━━━ Raw records

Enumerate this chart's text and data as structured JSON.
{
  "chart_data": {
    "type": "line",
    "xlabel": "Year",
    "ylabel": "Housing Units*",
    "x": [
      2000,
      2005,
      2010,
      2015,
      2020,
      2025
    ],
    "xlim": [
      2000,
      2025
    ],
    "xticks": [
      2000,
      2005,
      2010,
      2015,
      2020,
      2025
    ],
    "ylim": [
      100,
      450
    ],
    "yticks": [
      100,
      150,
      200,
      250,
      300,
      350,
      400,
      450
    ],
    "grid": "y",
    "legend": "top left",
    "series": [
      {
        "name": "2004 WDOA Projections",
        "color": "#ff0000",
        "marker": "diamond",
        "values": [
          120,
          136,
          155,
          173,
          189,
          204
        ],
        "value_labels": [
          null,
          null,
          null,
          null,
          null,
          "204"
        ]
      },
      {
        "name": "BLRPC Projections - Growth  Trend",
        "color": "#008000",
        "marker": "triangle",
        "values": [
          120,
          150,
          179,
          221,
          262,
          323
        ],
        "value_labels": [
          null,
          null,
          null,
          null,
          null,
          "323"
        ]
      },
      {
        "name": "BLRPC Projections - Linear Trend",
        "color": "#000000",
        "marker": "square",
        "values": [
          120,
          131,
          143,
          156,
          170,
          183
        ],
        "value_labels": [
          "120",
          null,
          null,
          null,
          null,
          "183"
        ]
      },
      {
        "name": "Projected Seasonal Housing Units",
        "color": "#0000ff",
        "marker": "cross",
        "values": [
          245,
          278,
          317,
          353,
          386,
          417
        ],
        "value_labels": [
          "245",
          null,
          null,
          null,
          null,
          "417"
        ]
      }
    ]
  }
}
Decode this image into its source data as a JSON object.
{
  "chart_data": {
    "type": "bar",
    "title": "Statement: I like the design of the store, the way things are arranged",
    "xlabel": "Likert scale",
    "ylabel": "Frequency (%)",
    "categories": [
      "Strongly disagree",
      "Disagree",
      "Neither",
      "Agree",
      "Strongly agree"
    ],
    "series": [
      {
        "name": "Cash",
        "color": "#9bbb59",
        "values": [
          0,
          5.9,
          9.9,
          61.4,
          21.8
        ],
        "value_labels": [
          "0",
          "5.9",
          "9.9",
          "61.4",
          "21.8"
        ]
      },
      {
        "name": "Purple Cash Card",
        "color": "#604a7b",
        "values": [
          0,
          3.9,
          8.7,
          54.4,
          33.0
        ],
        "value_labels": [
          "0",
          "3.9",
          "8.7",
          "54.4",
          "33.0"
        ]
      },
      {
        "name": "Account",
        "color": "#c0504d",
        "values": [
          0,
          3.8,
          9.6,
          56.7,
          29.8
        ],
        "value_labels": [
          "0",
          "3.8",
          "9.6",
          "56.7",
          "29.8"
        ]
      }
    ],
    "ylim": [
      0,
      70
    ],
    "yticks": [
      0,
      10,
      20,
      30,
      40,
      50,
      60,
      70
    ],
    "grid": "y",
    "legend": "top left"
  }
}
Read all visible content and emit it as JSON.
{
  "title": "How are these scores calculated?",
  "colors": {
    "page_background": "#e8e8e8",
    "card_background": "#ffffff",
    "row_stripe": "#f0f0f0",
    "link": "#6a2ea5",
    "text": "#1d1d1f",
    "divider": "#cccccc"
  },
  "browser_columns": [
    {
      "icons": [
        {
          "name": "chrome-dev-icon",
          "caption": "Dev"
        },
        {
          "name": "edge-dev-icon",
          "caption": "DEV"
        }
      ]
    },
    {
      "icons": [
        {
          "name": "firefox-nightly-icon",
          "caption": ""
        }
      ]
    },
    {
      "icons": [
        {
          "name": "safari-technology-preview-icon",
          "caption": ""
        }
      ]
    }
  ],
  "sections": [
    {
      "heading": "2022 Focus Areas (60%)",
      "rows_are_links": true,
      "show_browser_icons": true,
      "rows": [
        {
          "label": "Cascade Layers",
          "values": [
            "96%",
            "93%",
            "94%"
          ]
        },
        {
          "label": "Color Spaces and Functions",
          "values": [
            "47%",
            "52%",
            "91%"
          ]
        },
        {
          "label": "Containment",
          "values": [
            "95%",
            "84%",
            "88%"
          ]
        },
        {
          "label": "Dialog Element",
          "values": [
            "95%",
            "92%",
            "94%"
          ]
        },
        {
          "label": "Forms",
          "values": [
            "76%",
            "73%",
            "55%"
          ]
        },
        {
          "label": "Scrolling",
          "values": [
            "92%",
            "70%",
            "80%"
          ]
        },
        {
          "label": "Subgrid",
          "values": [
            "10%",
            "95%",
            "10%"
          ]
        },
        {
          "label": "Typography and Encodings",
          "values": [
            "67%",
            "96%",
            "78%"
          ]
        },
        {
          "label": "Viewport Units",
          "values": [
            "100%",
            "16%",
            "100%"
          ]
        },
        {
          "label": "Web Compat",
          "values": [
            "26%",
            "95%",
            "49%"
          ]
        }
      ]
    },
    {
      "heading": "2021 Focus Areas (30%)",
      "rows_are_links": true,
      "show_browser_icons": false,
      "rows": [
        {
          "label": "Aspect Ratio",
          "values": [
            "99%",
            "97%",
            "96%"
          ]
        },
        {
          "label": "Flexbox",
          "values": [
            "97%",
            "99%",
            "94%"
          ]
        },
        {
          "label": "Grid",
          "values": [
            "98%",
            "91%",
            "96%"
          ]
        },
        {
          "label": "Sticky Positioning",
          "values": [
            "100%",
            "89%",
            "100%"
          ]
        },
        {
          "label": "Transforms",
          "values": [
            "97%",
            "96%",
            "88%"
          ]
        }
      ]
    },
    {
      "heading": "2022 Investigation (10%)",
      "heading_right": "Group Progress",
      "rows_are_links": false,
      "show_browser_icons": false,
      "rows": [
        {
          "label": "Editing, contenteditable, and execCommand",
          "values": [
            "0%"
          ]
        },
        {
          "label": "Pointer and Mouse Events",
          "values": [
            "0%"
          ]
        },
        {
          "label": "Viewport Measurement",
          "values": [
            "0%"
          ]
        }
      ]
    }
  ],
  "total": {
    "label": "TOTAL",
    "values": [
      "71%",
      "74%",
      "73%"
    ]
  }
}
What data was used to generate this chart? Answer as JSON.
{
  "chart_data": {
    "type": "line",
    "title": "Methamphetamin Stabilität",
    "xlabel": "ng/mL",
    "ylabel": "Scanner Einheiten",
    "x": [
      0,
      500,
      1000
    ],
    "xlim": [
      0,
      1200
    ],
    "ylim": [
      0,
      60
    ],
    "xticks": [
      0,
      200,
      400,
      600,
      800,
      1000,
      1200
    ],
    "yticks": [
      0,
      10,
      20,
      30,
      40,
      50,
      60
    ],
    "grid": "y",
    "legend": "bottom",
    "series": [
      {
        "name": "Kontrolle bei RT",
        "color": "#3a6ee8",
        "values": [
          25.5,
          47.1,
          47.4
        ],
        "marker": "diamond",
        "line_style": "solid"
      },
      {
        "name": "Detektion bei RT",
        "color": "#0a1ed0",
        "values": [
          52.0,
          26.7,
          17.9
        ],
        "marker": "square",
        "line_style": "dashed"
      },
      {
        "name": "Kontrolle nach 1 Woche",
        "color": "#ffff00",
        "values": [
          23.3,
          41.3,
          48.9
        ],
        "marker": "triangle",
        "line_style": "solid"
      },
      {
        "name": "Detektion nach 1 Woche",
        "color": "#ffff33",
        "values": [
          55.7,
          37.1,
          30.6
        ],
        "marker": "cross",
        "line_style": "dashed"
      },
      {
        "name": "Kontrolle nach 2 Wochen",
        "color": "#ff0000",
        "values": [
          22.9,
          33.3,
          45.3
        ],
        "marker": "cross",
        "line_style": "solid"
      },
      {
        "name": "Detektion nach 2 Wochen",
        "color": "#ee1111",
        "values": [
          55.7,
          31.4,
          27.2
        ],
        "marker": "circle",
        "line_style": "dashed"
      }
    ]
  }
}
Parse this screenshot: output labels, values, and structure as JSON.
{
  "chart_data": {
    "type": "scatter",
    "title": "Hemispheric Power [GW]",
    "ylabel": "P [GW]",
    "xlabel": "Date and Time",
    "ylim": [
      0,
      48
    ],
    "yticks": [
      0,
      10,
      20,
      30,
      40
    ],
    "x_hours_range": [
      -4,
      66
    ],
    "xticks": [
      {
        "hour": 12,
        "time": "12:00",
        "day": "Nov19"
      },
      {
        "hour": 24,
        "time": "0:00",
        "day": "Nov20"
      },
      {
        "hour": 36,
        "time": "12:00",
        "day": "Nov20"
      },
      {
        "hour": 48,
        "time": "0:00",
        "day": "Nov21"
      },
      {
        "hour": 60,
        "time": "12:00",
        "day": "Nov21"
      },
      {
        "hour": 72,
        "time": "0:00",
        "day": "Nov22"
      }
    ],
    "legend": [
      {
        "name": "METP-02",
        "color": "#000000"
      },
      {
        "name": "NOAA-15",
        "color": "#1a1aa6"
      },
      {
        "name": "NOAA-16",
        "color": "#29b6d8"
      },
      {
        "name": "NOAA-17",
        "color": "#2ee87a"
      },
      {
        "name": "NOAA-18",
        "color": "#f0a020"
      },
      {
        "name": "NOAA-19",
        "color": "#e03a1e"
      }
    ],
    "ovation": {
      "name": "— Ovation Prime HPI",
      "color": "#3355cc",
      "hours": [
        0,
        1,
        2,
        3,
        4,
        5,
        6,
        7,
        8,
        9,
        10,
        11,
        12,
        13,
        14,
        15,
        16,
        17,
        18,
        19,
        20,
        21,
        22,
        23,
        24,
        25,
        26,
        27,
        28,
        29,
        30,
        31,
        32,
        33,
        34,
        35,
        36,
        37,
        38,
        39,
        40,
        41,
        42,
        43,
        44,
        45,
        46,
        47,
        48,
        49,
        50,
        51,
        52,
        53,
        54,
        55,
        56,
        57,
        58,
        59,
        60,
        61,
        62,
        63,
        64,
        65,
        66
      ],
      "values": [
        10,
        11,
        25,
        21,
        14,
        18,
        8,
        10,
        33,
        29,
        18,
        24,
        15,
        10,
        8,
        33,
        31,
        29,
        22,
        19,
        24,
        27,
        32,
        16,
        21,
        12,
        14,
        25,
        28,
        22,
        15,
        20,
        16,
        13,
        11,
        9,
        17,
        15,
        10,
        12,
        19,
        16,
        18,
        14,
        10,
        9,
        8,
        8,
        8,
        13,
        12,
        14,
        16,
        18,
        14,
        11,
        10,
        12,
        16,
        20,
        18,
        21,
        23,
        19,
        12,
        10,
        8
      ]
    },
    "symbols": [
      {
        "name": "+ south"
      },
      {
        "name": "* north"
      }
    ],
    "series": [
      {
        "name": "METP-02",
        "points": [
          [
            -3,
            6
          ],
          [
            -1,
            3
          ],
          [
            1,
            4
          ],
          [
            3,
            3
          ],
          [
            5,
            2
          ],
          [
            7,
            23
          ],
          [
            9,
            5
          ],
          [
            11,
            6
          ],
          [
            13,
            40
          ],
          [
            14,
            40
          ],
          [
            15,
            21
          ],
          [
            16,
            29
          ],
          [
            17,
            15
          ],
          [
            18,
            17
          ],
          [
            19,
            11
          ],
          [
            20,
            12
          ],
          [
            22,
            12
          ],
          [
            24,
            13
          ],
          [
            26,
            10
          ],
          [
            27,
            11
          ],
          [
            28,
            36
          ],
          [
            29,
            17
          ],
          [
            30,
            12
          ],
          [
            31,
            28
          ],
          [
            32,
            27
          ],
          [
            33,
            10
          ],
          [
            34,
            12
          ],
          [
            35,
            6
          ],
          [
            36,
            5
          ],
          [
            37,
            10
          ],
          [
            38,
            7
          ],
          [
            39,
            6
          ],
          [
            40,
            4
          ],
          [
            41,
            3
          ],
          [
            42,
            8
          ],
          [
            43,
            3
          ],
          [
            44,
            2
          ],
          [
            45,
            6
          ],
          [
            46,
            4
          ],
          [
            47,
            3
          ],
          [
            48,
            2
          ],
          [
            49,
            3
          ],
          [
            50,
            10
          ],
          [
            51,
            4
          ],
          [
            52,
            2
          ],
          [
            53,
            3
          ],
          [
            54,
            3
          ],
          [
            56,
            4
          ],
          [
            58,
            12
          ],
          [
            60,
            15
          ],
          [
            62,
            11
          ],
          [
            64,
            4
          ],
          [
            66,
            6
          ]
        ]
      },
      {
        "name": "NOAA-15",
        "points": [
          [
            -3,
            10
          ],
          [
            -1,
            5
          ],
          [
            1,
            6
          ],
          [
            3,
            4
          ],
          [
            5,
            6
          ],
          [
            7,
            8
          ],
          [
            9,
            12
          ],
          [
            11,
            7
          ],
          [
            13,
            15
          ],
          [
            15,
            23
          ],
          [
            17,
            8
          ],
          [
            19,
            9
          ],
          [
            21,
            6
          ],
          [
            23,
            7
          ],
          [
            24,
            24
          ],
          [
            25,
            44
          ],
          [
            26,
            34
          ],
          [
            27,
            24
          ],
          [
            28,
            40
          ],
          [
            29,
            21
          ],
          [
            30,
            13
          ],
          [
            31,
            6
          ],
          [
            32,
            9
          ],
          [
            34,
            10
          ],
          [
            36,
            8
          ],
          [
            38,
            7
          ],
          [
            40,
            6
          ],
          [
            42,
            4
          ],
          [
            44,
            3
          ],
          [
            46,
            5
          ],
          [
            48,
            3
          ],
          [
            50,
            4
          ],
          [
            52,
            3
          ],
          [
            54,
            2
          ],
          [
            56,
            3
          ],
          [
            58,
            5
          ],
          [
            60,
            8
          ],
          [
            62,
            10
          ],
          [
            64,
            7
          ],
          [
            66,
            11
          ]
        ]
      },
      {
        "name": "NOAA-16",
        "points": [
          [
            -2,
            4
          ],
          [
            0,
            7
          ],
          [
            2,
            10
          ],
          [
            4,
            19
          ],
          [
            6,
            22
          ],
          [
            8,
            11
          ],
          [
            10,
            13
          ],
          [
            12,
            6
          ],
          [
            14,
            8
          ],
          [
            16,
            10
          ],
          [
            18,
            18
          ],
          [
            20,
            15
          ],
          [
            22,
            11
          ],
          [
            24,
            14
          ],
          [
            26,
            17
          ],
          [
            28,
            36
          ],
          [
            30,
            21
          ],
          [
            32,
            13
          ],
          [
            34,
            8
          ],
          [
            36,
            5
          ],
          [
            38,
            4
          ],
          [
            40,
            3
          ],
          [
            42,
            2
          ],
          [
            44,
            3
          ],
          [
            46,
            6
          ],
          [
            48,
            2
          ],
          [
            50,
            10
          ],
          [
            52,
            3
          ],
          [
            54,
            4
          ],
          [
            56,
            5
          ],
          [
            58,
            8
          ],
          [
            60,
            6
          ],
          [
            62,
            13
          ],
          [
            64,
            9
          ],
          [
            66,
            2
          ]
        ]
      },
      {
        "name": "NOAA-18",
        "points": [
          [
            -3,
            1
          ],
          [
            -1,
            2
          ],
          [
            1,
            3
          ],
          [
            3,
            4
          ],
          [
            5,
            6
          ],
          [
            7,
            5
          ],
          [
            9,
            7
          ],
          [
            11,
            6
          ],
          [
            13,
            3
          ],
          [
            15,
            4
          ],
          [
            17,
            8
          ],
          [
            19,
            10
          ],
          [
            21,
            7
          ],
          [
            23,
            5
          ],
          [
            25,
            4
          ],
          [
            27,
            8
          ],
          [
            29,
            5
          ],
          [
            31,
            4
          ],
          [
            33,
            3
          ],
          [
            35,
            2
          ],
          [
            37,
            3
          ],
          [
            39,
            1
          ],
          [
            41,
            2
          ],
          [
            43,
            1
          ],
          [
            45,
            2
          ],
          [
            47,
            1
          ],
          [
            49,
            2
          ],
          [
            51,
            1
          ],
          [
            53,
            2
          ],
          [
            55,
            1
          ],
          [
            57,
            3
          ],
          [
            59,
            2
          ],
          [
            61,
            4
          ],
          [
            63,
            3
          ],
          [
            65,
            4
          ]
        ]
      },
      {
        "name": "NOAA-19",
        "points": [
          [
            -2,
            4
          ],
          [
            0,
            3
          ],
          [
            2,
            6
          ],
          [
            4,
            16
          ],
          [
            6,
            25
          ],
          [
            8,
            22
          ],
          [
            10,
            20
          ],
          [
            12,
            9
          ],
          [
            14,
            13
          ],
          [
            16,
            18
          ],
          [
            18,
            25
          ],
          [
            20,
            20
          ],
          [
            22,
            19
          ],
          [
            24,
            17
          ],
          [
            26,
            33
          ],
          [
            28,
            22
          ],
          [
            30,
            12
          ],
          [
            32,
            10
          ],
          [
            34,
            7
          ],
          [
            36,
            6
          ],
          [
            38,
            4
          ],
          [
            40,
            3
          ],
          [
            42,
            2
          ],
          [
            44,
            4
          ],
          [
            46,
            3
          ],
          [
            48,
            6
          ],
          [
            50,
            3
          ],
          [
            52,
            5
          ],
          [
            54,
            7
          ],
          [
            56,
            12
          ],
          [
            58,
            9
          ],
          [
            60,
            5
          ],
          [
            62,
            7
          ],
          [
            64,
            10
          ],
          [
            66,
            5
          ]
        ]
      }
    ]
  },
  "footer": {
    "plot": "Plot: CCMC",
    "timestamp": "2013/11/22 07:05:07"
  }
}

━━━━━━

Requirement: Search the lines for "text". Copy each line that has it.

Task output:
Enumerate this chart's text and data as structured JSON.
    "text": "#1d1d1f",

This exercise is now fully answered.